--- WHAT YOU ARE ASKED TO DO ---
Set down every entry word for word. Omit the pictures.

==============================

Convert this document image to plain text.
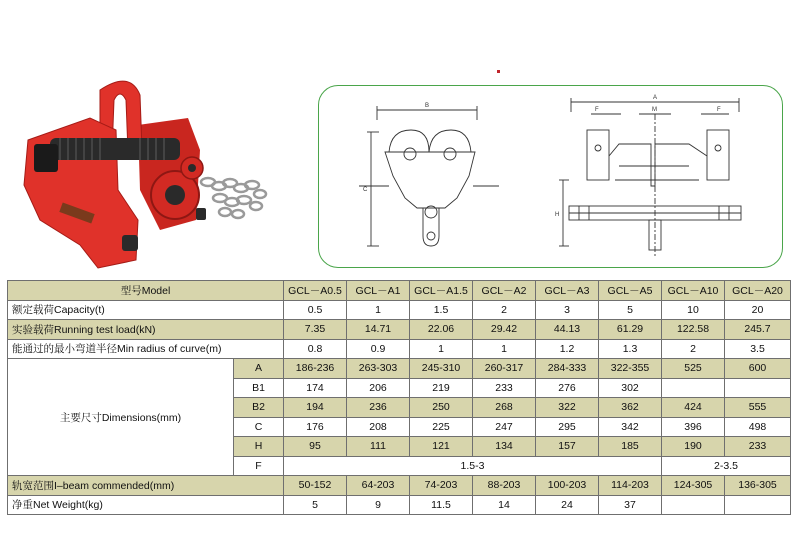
B
C
A
F	F
M
H
型号Model		GCL－A0.5	GCL－A1	GCL－A1.5	GCL－A2	GCL－A3	GCL－A5	GCL－A10	GCL－A20
额定载荷Capacity(t)		0.5	1	1.5	2	3	5	10	20
实验载荷Running test load(kN)		7.35	14.71	22.06	29.42	44.13	61.29	122.58	245.7
能通过的最小弯道半径Min radius of curve(m)		0.8	0.9	1	1	1.2	1.3	2	3.5
主要尺寸Dimensions(mm)	A	186-236	263-303	245-310	260-317	284-333	322-355	525	600
	B1	174	206	219	233	276	302		
	B2	194	236	250	268	322	362	424	555
	C	176	208	225	247	295	342	396	498
	H	95	111	121	134	157	185	190	233
	F	1.5-3						2-3.5	
轨宽范围I–beam commended(mm)		50-152	64-203	74-203	88-203	100-203	114-203	124-305	136-305
净重Net Weight(kg)		5	9	11.5	14	24	37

==============================

--- RESULT BELOW ---
Convert this document image to plain text.
B
C
A
F	F
M
H
型号Model		GCL－A0.5	GCL－A1	GCL－A1.5	GCL－A2	GCL－A3	GCL－A5	GCL－A10	GCL－A20
额定载荷Capacity(t)		0.5	1	1.5	2	3	5	10	20
实验载荷Running test load(kN)		7.35	14.71	22.06	29.42	44.13	61.29	122.58	245.7
能通过的最小弯道半径Min radius of curve(m)		0.8	0.9	1	1	1.2	1.3	2	3.5
主要尺寸Dimensions(mm)	A	186-236	263-303	245-310	260-317	284-333	322-355	525	600
	B1	174	206	219	233	276	302		
	B2	194	236	250	268	322	362	424	555
	C	176	208	225	247	295	342	396	498
	H	95	111	121	134	157	185	190	233
	F	1.5-3						2-3.5	
轨宽范围I–beam commended(mm)		50-152	64-203	74-203	88-203	100-203	114-203	124-305	136-305
净重Net Weight(kg)		5	9	11.5	14	24	37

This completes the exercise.